EXERCISE GOAL | Output all of the records exactly as written.

PROVIDED MATERIAL |
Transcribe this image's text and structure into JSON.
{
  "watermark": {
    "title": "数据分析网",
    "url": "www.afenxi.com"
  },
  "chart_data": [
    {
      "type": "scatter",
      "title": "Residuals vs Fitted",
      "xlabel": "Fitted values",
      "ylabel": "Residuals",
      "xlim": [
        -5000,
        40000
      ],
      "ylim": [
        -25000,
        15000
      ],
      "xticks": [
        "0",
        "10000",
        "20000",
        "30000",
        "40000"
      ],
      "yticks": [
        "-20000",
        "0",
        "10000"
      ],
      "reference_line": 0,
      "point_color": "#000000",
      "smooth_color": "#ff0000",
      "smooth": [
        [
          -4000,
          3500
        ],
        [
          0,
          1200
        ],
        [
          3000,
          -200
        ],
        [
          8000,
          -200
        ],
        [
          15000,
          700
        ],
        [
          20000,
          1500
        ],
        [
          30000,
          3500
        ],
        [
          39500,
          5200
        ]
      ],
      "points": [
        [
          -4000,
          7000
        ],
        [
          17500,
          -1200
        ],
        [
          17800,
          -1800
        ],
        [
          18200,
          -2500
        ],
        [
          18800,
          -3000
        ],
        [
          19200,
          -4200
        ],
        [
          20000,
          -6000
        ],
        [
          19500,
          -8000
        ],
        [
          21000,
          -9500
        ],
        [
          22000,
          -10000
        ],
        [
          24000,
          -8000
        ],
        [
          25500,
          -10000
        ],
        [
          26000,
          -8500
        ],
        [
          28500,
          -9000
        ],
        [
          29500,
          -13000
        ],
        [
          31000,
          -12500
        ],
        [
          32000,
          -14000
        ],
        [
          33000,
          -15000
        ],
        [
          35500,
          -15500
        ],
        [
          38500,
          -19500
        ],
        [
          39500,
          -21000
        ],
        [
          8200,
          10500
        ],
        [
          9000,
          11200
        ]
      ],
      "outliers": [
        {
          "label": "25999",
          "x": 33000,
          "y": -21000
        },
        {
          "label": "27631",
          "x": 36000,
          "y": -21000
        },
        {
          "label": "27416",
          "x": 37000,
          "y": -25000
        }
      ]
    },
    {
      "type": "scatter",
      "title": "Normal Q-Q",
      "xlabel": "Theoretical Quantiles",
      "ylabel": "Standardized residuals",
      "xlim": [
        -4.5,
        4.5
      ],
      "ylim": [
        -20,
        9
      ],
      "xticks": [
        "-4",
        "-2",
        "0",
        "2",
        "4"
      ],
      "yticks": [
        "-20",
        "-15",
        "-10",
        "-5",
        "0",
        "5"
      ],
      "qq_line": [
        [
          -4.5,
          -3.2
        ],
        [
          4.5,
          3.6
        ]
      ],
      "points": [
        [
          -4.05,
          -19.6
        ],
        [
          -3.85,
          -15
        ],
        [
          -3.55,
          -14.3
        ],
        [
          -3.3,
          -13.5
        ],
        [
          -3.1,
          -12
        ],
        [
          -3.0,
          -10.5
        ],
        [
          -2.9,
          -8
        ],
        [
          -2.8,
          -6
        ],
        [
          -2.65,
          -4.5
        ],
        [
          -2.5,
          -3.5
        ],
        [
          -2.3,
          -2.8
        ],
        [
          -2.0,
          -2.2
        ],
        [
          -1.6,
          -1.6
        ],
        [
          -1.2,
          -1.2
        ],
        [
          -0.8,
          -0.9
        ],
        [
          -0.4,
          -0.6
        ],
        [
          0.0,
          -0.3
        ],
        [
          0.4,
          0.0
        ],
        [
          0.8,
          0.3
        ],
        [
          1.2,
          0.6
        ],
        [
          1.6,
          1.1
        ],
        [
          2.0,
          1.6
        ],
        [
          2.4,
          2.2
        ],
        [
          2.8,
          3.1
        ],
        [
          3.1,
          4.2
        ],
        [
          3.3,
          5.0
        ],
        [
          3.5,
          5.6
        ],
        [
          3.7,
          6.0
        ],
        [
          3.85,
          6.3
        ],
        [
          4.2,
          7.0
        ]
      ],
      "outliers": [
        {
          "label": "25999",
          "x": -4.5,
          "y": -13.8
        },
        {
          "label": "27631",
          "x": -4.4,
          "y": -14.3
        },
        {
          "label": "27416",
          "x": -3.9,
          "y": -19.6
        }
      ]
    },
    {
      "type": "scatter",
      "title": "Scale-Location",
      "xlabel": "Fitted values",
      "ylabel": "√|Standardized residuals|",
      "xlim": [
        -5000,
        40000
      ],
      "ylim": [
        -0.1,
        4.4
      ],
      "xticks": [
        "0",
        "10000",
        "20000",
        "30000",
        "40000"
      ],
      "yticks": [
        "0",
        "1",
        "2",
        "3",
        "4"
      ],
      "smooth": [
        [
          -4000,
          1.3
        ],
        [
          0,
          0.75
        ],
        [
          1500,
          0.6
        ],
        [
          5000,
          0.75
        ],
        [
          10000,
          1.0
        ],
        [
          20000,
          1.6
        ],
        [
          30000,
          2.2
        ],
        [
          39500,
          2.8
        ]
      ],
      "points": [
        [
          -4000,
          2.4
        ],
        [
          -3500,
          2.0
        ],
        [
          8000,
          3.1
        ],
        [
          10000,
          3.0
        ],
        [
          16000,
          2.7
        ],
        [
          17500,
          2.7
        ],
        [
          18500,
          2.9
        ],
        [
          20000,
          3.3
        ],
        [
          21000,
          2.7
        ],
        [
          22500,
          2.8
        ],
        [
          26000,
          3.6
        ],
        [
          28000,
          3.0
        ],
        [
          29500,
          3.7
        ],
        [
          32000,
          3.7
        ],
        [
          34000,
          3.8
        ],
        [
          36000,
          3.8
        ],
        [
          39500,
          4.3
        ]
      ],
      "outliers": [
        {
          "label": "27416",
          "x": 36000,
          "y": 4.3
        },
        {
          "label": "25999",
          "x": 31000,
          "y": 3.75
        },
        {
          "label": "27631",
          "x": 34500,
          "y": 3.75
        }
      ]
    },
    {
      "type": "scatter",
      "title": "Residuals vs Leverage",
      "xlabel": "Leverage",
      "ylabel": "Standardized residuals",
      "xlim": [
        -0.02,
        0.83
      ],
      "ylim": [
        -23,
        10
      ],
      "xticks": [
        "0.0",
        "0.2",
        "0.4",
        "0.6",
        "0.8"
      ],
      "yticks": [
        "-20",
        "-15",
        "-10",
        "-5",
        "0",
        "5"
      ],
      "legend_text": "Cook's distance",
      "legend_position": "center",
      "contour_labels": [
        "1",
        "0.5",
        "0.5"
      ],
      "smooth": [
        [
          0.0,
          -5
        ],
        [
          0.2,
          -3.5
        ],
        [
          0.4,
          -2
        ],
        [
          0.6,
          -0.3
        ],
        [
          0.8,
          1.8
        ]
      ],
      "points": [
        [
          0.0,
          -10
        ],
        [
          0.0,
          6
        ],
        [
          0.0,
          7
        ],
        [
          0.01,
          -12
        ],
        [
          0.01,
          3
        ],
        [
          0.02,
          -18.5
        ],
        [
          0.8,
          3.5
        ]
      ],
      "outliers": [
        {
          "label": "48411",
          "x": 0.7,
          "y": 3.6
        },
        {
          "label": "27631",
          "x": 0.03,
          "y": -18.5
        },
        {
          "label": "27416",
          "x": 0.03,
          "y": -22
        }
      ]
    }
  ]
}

RESPONSE |
Transcribe this image's text and structure into JSON.
{
  "watermark": {
    "title": "数据分析网",
    "url": "www.afenxi.com"
  },
  "chart_data": [
    {
      "type": "scatter",
      "title": "Residuals vs Fitted",
      "xlabel": "Fitted values",
      "ylabel": "Residuals",
      "xlim": [
        -5000,
        40000
      ],
      "ylim": [
        -25000,
        15000
      ],
      "xticks": [
        "0",
        "10000",
        "20000",
        "30000",
        "40000"
      ],
      "yticks": [
        "-20000",
        "0",
        "10000"
      ],
      "reference_line": 0,
      "point_color": "#000000",
      "smooth_color": "#ff0000",
      "smooth": [
        [
          -4000,
          3500
        ],
        [
          0,
          1200
        ],
        [
          3000,
          -200
        ],
        [
          8000,
          -200
        ],
        [
          15000,
          700
        ],
        [
          20000,
          1500
        ],
        [
          30000,
          3500
        ],
        [
          39500,
          5200
        ]
      ],
      "points": [
        [
          -4000,
          7000
        ],
        [
          17500,
          -1200
        ],
        [
          17800,
          -1800
        ],
        [
          18200,
          -2500
        ],
        [
          18800,
          -3000
        ],
        [
          19200,
          -4200
        ],
        [
          20000,
          -6000
        ],
        [
          19500,
          -8000
        ],
        [
          21000,
          -9500
        ],
        [
          22000,
          -10000
        ],
        [
          24000,
          -8000
        ],
        [
          25500,
          -10000
        ],
        [
          26000,
          -8500
        ],
        [
          28500,
          -9000
        ],
        [
          29500,
          -13000
        ],
        [
          31000,
          -12500
        ],
        [
          32000,
          -14000
        ],
        [
          33000,
          -15000
        ],
        [
          35500,
          -15500
        ],
        [
          38500,
          -19500
        ],
        [
          39500,
          -21000
        ],
        [
          8200,
          10500
        ],
        [
          9000,
          11200
        ]
      ],
      "outliers": [
        {
          "label": "25999",
          "x": 33000,
          "y": -21000
        },
        {
          "label": "27631",
          "x": 36000,
          "y": -21000
        },
        {
          "label": "27416",
          "x": 37000,
          "y": -25000
        }
      ]
    },
    {
      "type": "scatter",
      "title": "Normal Q-Q",
      "xlabel": "Theoretical Quantiles",
      "ylabel": "Standardized residuals",
      "xlim": [
        -4.5,
        4.5
      ],
      "ylim": [
        -20,
        9
      ],
      "xticks": [
        "-4",
        "-2",
        "0",
        "2",
        "4"
      ],
      "yticks": [
        "-20",
        "-15",
        "-10",
        "-5",
        "0",
        "5"
      ],
      "qq_line": [
        [
          -4.5,
          -3.2
        ],
        [
          4.5,
          3.6
        ]
      ],
      "points": [
        [
          -4.05,
          -19.6
        ],
        [
          -3.85,
          -15
        ],
        [
          -3.55,
          -14.3
        ],
        [
          -3.3,
          -13.5
        ],
        [
          -3.1,
          -12
        ],
        [
          -3.0,
          -10.5
        ],
        [
          -2.9,
          -8
        ],
        [
          -2.8,
          -6
        ],
        [
          -2.65,
          -4.5
        ],
        [
          -2.5,
          -3.5
        ],
        [
          -2.3,
          -2.8
        ],
        [
          -2.0,
          -2.2
        ],
        [
          -1.6,
          -1.6
        ],
        [
          -1.2,
          -1.2
        ],
        [
          -0.8,
          -0.9
        ],
        [
          -0.4,
          -0.6
        ],
        [
          0.0,
          -0.3
        ],
        [
          0.4,
          0.0
        ],
        [
          0.8,
          0.3
        ],
        [
          1.2,
          0.6
        ],
        [
          1.6,
          1.1
        ],
        [
          2.0,
          1.6
        ],
        [
          2.4,
          2.2
        ],
        [
          2.8,
          3.1
        ],
        [
          3.1,
          4.2
        ],
        [
          3.3,
          5.0
        ],
        [
          3.5,
          5.6
        ],
        [
          3.7,
          6.0
        ],
        [
          3.85,
          6.3
        ],
        [
          4.2,
          7.0
        ]
      ],
      "outliers": [
        {
          "label": "25999",
          "x": -4.5,
          "y": -13.8
        },
        {
          "label": "27631",
          "x": -4.4,
          "y": -14.3
        },
        {
          "label": "27416",
          "x": -3.9,
          "y": -19.6
        }
      ]
    },
    {
      "type": "scatter",
      "title": "Scale-Location",
      "xlabel": "Fitted values",
      "ylabel": "√|Standardized residuals|",
      "xlim": [
        -5000,
        40000
      ],
      "ylim": [
        -0.1,
        4.4
      ],
      "xticks": [
        "0",
        "10000",
        "20000",
        "30000",
        "40000"
      ],
      "yticks": [
        "0",
        "1",
        "2",
        "3",
        "4"
      ],
      "smooth": [
        [
          -4000,
          1.3
        ],
        [
          0,
          0.75
        ],
        [
          1500,
          0.6
        ],
        [
          5000,
          0.75
        ],
        [
          10000,
          1.0
        ],
        [
          20000,
          1.6
        ],
        [
          30000,
          2.2
        ],
        [
          39500,
          2.8
        ]
      ],
      "points": [
        [
          -4000,
          2.4
        ],
        [
          -3500,
          2.0
        ],
        [
          8000,
          3.1
        ],
        [
          10000,
          3.0
        ],
        [
          16000,
          2.7
        ],
        [
          17500,
          2.7
        ],
        [
          18500,
          2.9
        ],
        [
          20000,
          3.3
        ],
        [
          21000,
          2.7
        ],
        [
          22500,
          2.8
        ],
        [
          26000,
          3.6
        ],
        [
          28000,
          3.0
        ],
        [
          29500,
          3.7
        ],
        [
          32000,
          3.7
        ],
        [
          34000,
          3.8
        ],
        [
          36000,
          3.8
        ],
        [
          39500,
          4.3
        ]
      ],
      "outliers": [
        {
          "label": "27416",
          "x": 36000,
          "y": 4.3
        },
        {
          "label": "25999",
          "x": 31000,
          "y": 3.75
        },
        {
          "label": "27631",
          "x": 34500,
          "y": 3.75
        }
      ]
    },
    {
      "type": "scatter",
      "title": "Residuals vs Leverage",
      "xlabel": "Leverage",
      "ylabel": "Standardized residuals",
      "xlim": [
        -0.02,
        0.83
      ],
      "ylim": [
        -23,
        10
      ],
      "xticks": [
        "0.0",
        "0.2",
        "0.4",
        "0.6",
        "0.8"
      ],
      "yticks": [
        "-20",
        "-15",
        "-10",
        "-5",
        "0",
        "5"
      ],
      "legend_text": "Cook's distance",
      "legend_position": "center",
      "contour_labels": [
        "1",
        "0.5",
        "0.5"
      ],
      "smooth": [
        [
          0.0,
          -5
        ],
        [
          0.2,
          -3.5
        ],
        [
          0.4,
          -2
        ],
        [
          0.6,
          -0.3
        ],
        [
          0.8,
          1.8
        ]
      ],
      "points": [
        [
          0.0,
          -10
        ],
        [
          0.0,
          6
        ],
        [
          0.0,
          7
        ],
        [
          0.01,
          -12
        ],
        [
          0.01,
          3
        ],
        [
          0.02,
          -18.5
        ],
        [
          0.8,
          3.5
        ]
      ],
      "outliers": [
        {
          "label": "48411",
          "x": 0.7,
          "y": 3.6
        },
        {
          "label": "27631",
          "x": 0.03,
          "y": -18.5
        },
        {
          "label": "27416",
          "x": 0.03,
          "y": -22
        }
      ]
    }
  ]
}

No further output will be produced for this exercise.